Data lines:

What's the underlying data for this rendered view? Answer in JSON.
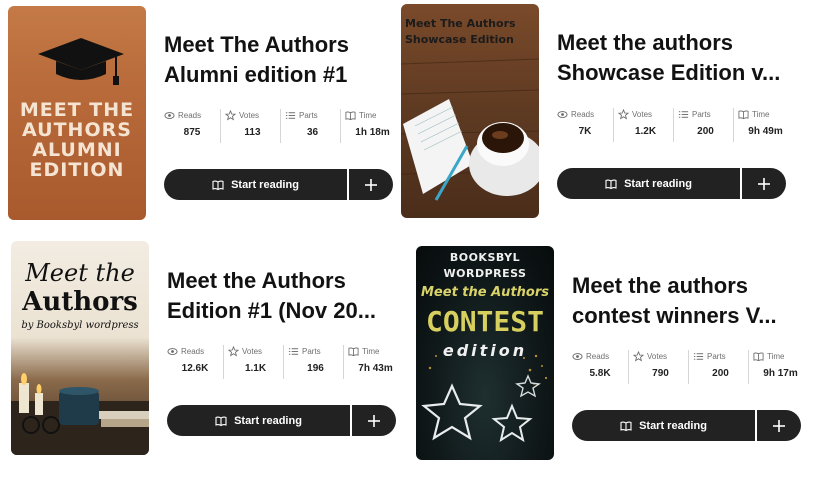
{
  "common": {
    "reads_label": "Reads",
    "votes_label": "Votes",
    "parts_label": "Parts",
    "time_label": "Time",
    "start_label": "Start reading"
  },
  "stories": [
    {
      "title_line1": "Meet The Authors",
      "title_line2": "Alumni edition #1",
      "reads": "875",
      "votes": "113",
      "parts": "36",
      "time": "1h 18m",
      "cover": {
        "lines": [
          "MEET THE",
          "AUTHORS",
          "ALUMNI",
          "EDITION"
        ]
      }
    },
    {
      "title_line1": "Meet the authors",
      "title_line2": "Showcase Edition v...",
      "reads": "7K",
      "votes": "1.2K",
      "parts": "200",
      "time": "9h 49m",
      "cover": {
        "lines": [
          "Meet The Authors",
          "Showcase Edition"
        ]
      }
    },
    {
      "title_line1": "Meet the Authors",
      "title_line2": "Edition #1 (Nov 20...",
      "reads": "12.6K",
      "votes": "1.1K",
      "parts": "196",
      "time": "7h 43m",
      "cover": {
        "lines": [
          "Meet the",
          "Authors",
          "by Booksbyl wordpress"
        ]
      }
    },
    {
      "title_line1": "Meet the authors",
      "title_line2": "contest winners V...",
      "reads": "5.8K",
      "votes": "790",
      "parts": "200",
      "time": "9h 17m",
      "cover": {
        "lines": [
          "BOOKSBYL WORDPRESS",
          "Meet the Authors",
          "CONTEST",
          "edition"
        ]
      }
    }
  ]
}
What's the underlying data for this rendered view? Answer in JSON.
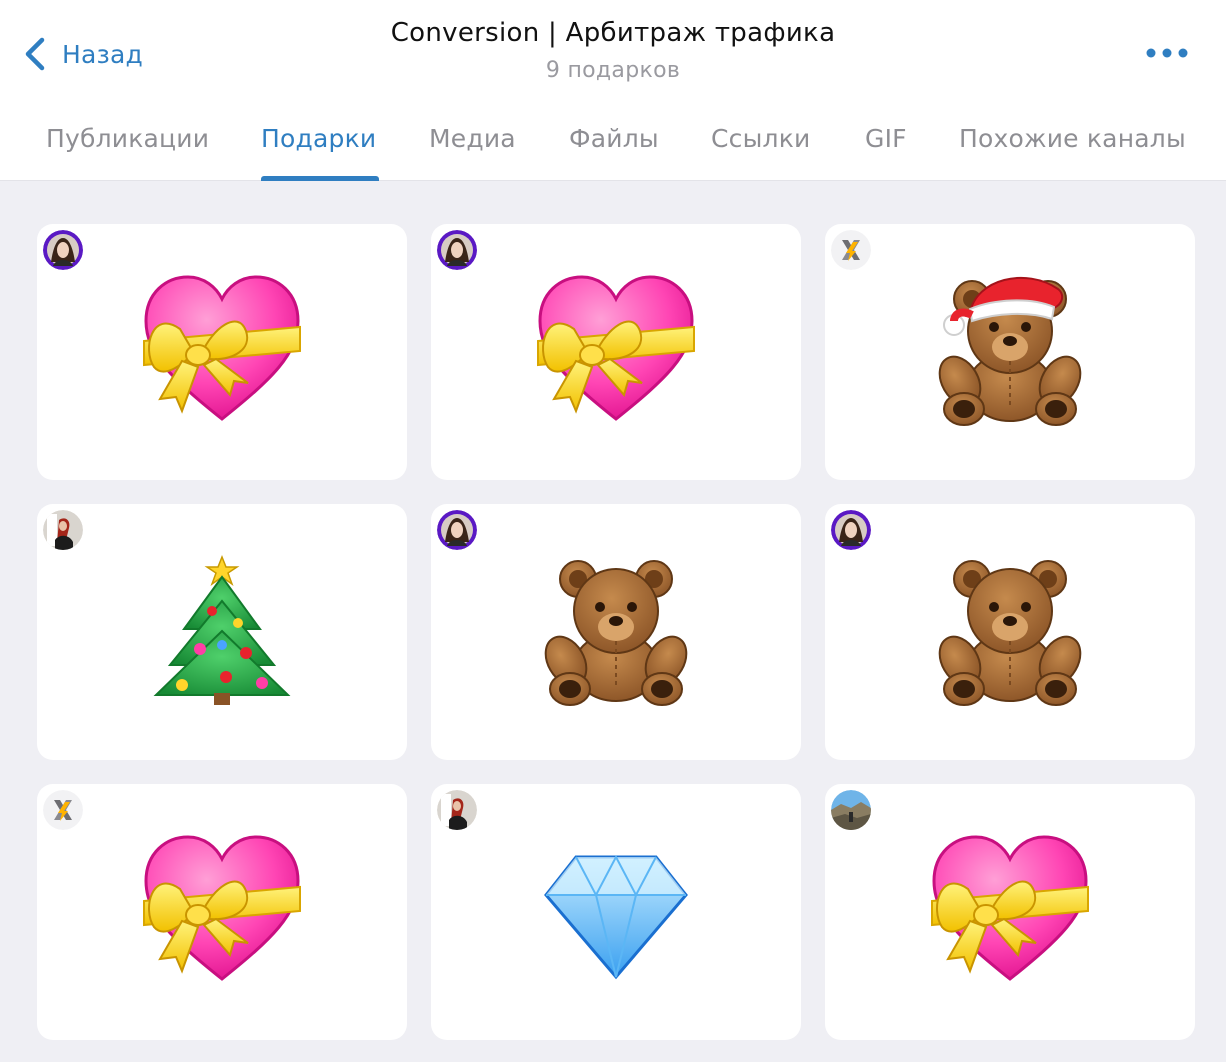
{
  "header": {
    "back_label": "Назад",
    "title": "Conversion | Арбитраж трафика",
    "subtitle": "9 подарков",
    "more_icon": "ellipsis-icon",
    "accent_color": "#2f7ec1"
  },
  "tabs": [
    {
      "label": "Публикации",
      "active": false
    },
    {
      "label": "Подарки",
      "active": true
    },
    {
      "label": "Медиа",
      "active": false
    },
    {
      "label": "Файлы",
      "active": false
    },
    {
      "label": "Ссылки",
      "active": false
    },
    {
      "label": "GIF",
      "active": false
    },
    {
      "label": "Похожие каналы",
      "active": false
    }
  ],
  "gifts": [
    {
      "gift": "heart-with-ribbon-icon",
      "sender_avatar": "purple-avatar"
    },
    {
      "gift": "heart-with-ribbon-icon",
      "sender_avatar": "purple-avatar"
    },
    {
      "gift": "santa-teddy-bear-icon",
      "sender_avatar": "x-logo-avatar"
    },
    {
      "gift": "christmas-tree-icon",
      "sender_avatar": "photo-avatar"
    },
    {
      "gift": "teddy-bear-icon",
      "sender_avatar": "purple-avatar"
    },
    {
      "gift": "teddy-bear-icon",
      "sender_avatar": "purple-avatar"
    },
    {
      "gift": "heart-with-ribbon-icon",
      "sender_avatar": "x-logo-avatar"
    },
    {
      "gift": "diamond-icon",
      "sender_avatar": "photo-avatar"
    },
    {
      "gift": "heart-with-ribbon-icon",
      "sender_avatar": "landscape-avatar"
    }
  ]
}
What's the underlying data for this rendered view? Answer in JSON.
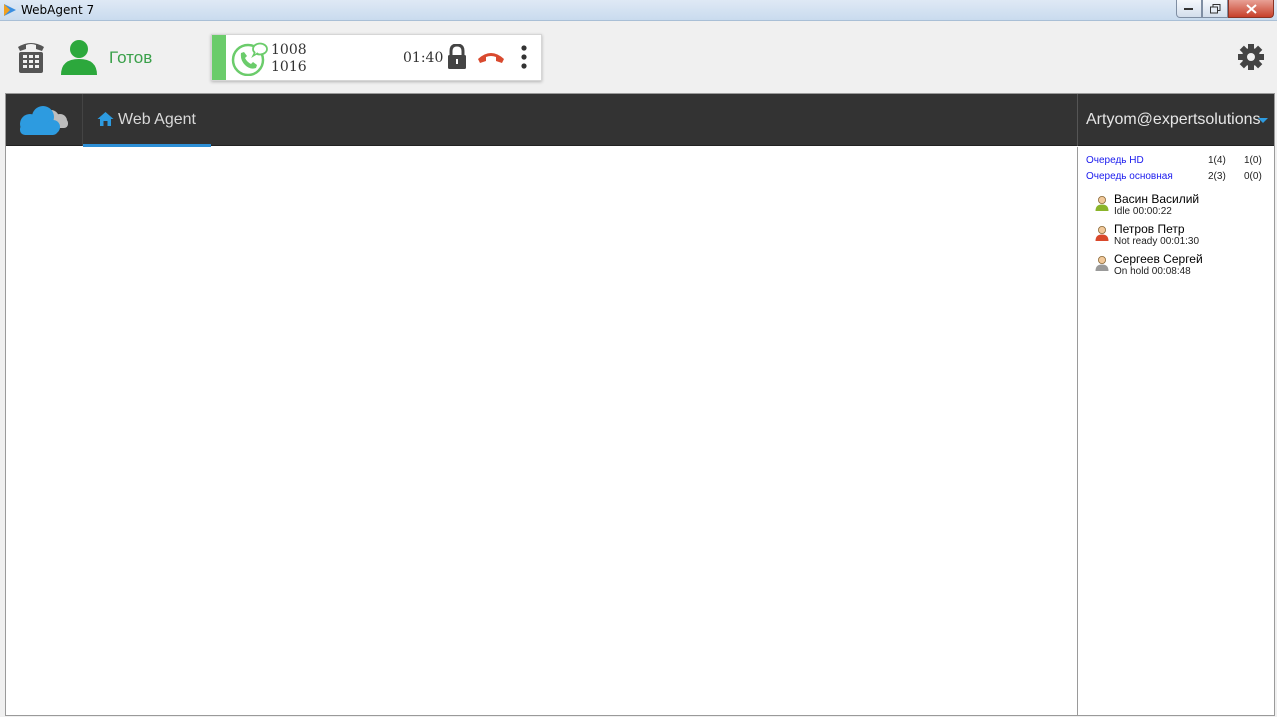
{
  "window": {
    "title": "WebAgent 7"
  },
  "toolbar": {
    "status_label": "Готов",
    "status_color": "#3aa04a"
  },
  "call": {
    "number_from": "1008",
    "number_to": "1016",
    "timer": "01:40",
    "stripe_color": "#6bcc6b",
    "hangup_color": "#d94a2f"
  },
  "nav": {
    "tab_label": "Web Agent",
    "user_label": "Artyom@expertsolutions",
    "accent_color": "#2d8fd6"
  },
  "queues": [
    {
      "name": "Очередь HD",
      "a": "1(4)",
      "b": "1(0)"
    },
    {
      "name": "Очередь основная",
      "a": "2(3)",
      "b": "0(0)"
    }
  ],
  "agents": [
    {
      "name": "Васин Василий",
      "status": "Idle 00:00:22",
      "color": "#8ab42a"
    },
    {
      "name": "Петров Петр",
      "status": "Not ready 00:01:30",
      "color": "#d9482b"
    },
    {
      "name": "Сергеев Сергей",
      "status": "On hold 00:08:48",
      "color": "#9a9a9a"
    }
  ]
}
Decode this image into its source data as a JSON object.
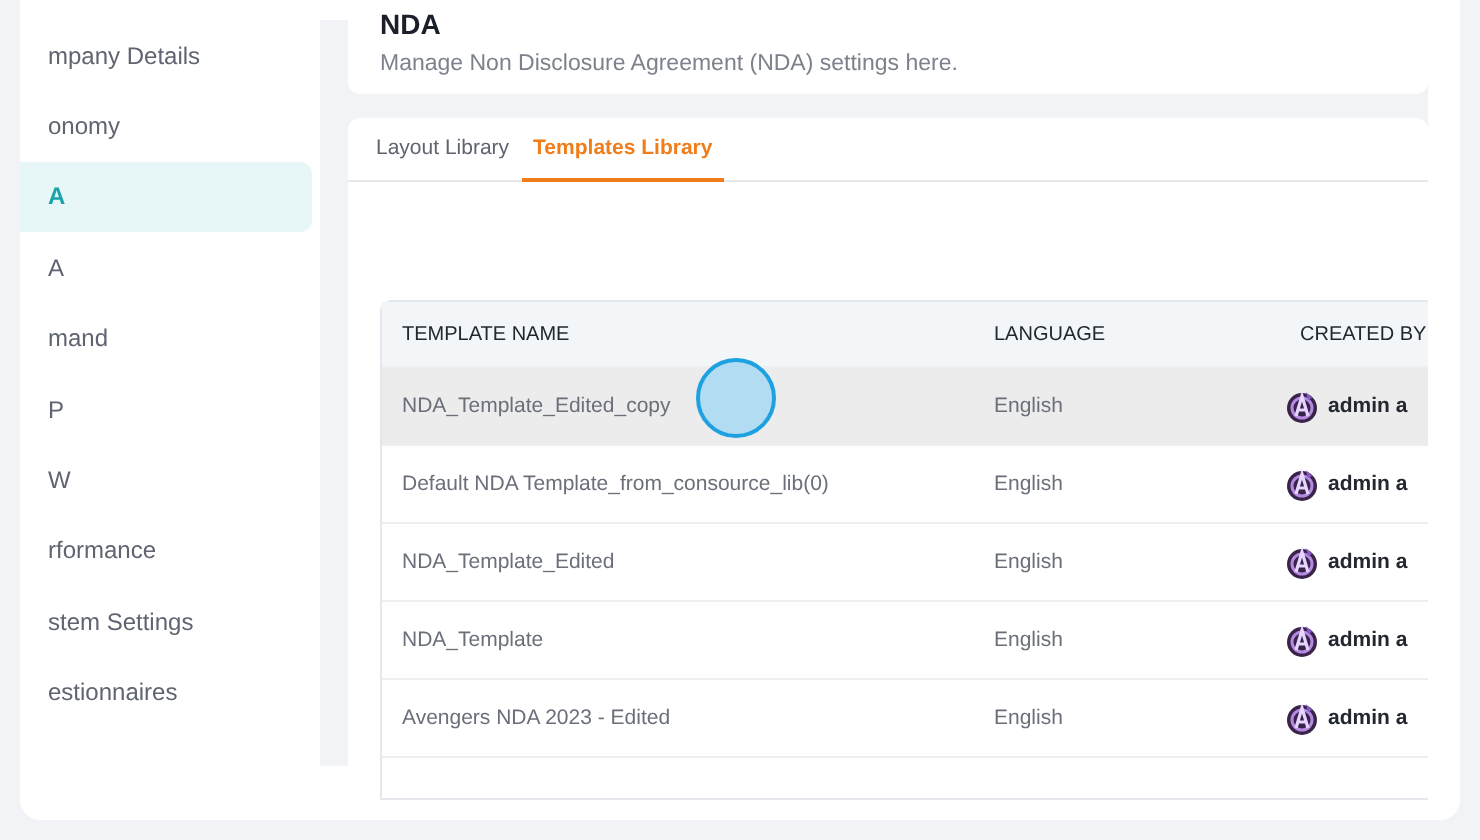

Stated problem: Your job is to transcribe the entries above exactly; skip the pictures.

Response to the exercise:
What's the underlying data for this rendered view? Answer in JSON.
{
  "common": {
    "reads_label": "Reads",
    "votes_label": "Votes",
    "parts_label": "Parts",
    "time_label": "Time",
    "start_label": "Start reading"
  },
  "stories": [
    {
      "title_line1": "Meet The Authors",
      "title_line2": "Alumni edition #1",
      "reads": "875",
      "votes": "113",
      "parts": "36",
      "time": "1h 18m",
      "cover": {
        "lines": [
          "MEET THE",
          "AUTHORS",
          "ALUMNI",
          "EDITION"
        ]
      }
    },
    {
      "title_line1": "Meet the authors",
      "title_line2": "Showcase Edition v...",
      "reads": "7K",
      "votes": "1.2K",
      "parts": "200",
      "time": "9h 49m",
      "cover": {
        "lines": [
          "Meet The Authors",
          "Showcase Edition"
        ]
      }
    },
    {
      "title_line1": "Meet the Authors",
      "title_line2": "Edition #1 (Nov 20...",
      "reads": "12.6K",
      "votes": "1.1K",
      "parts": "196",
      "time": "7h 43m",
      "cover": {
        "lines": [
          "Meet the",
          "Authors",
          "by Booksbyl wordpress"
        ]
      }
    },
    {
      "title_line1": "Meet the authors",
      "title_line2": "contest winners V...",
      "reads": "5.8K",
      "votes": "790",
      "parts": "200",
      "time": "9h 17m",
      "cover": {
        "lines": [
          "BOOKSBYL WORDPRESS",
          "Meet the Authors",
          "CONTEST",
          "edition"
        ]
      }
    }
  ]
}
What's the underlying data for this rendered view? Answer in JSON.
{
  "header": {
    "back_label": "Назад",
    "title": "Conversion | Арбитраж трафика",
    "subtitle": "9 подарков",
    "more_icon": "ellipsis-icon",
    "accent_color": "#2f7ec1"
  },
  "tabs": [
    {
      "label": "Публикации",
      "active": false
    },
    {
      "label": "Подарки",
      "active": true
    },
    {
      "label": "Медиа",
      "active": false
    },
    {
      "label": "Файлы",
      "active": false
    },
    {
      "label": "Ссылки",
      "active": false
    },
    {
      "label": "GIF",
      "active": false
    },
    {
      "label": "Похожие каналы",
      "active": false
    }
  ],
  "gifts": [
    {
      "gift": "heart-with-ribbon-icon",
      "sender_avatar": "purple-avatar"
    },
    {
      "gift": "heart-with-ribbon-icon",
      "sender_avatar": "purple-avatar"
    },
    {
      "gift": "santa-teddy-bear-icon",
      "sender_avatar": "x-logo-avatar"
    },
    {
      "gift": "christmas-tree-icon",
      "sender_avatar": "photo-avatar"
    },
    {
      "gift": "teddy-bear-icon",
      "sender_avatar": "purple-avatar"
    },
    {
      "gift": "teddy-bear-icon",
      "sender_avatar": "purple-avatar"
    },
    {
      "gift": "heart-with-ribbon-icon",
      "sender_avatar": "x-logo-avatar"
    },
    {
      "gift": "diamond-icon",
      "sender_avatar": "photo-avatar"
    },
    {
      "gift": "heart-with-ribbon-icon",
      "sender_avatar": "landscape-avatar"
    }
  ]
}
What's the underlying data for this rendered view? Answer in JSON.
{
  "window": {
    "title": "WebAgent 7"
  },
  "toolbar": {
    "status_label": "Готов",
    "status_color": "#3aa04a"
  },
  "call": {
    "number_from": "1008",
    "number_to": "1016",
    "timer": "01:40",
    "stripe_color": "#6bcc6b",
    "hangup_color": "#d94a2f"
  },
  "nav": {
    "tab_label": "Web Agent",
    "user_label": "Artyom@expertsolutions",
    "accent_color": "#2d8fd6"
  },
  "queues": [
    {
      "name": "Очередь HD",
      "a": "1(4)",
      "b": "1(0)"
    },
    {
      "name": "Очередь основная",
      "a": "2(3)",
      "b": "0(0)"
    }
  ],
  "agents": [
    {
      "name": "Васин Василий",
      "status": "Idle 00:00:22",
      "color": "#8ab42a"
    },
    {
      "name": "Петров Петр",
      "status": "Not ready 00:01:30",
      "color": "#d9482b"
    },
    {
      "name": "Сергеев Сергей",
      "status": "On hold 00:08:48",
      "color": "#9a9a9a"
    }
  ]
}
Decode this image into its source data as a JSON object.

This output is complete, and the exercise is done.